▶ THE REQUEST: Write the entries below out again exactly; any picture in them stays out.
### RECORD SET ###
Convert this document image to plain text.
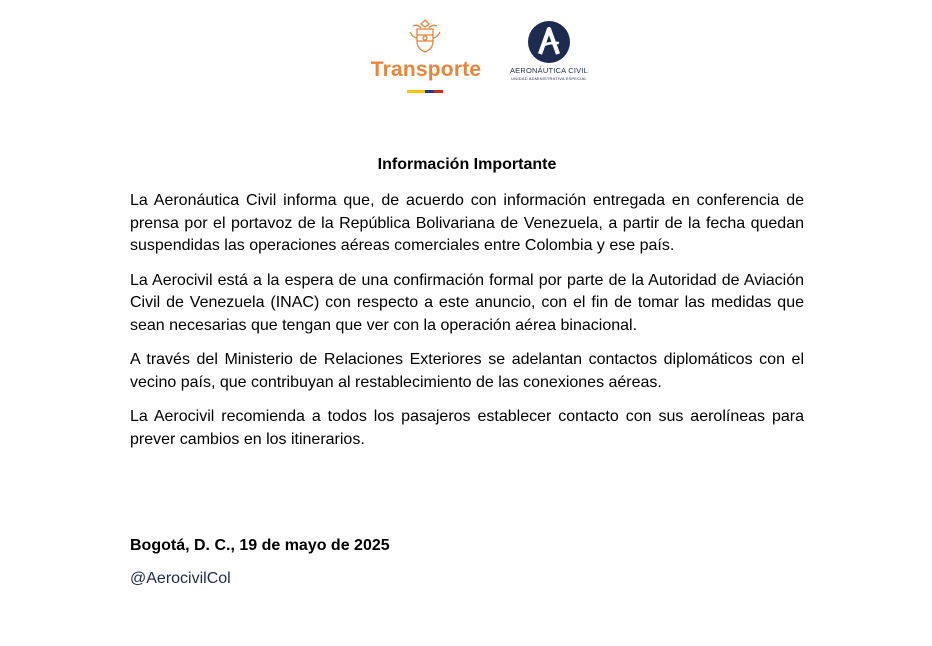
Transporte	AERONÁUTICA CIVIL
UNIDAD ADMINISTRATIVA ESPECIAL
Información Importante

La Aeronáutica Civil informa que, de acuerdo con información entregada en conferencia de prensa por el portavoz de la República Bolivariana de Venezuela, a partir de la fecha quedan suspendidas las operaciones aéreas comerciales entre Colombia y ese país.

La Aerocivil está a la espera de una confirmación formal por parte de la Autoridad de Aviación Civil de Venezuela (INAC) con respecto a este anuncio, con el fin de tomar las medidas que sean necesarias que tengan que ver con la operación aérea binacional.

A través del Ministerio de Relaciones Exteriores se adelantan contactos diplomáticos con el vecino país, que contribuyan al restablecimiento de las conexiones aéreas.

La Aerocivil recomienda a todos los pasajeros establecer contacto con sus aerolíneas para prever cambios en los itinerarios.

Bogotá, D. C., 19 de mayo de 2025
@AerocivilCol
###
▶ RESULT:
Convert this document image to plain text.
Transporte	AERONÁUTICA CIVIL
UNIDAD ADMINISTRATIVA ESPECIAL
Información Importante

La Aeronáutica Civil informa que, de acuerdo con información entregada en conferencia de prensa por el portavoz de la República Bolivariana de Venezuela, a partir de la fecha quedan suspendidas las operaciones aéreas comerciales entre Colombia y ese país.

La Aerocivil está a la espera de una confirmación formal por parte de la Autoridad de Aviación Civil de Venezuela (INAC) con respecto a este anuncio, con el fin de tomar las medidas que sean necesarias que tengan que ver con la operación aérea binacional.

A través del Ministerio de Relaciones Exteriores se adelantan contactos diplomáticos con el vecino país, que contribuyan al restablecimiento de las conexiones aéreas.

La Aerocivil recomienda a todos los pasajeros establecer contacto con sus aerolíneas para prever cambios en los itinerarios.

Bogotá, D. C., 19 de mayo de 2025
@AerocivilCol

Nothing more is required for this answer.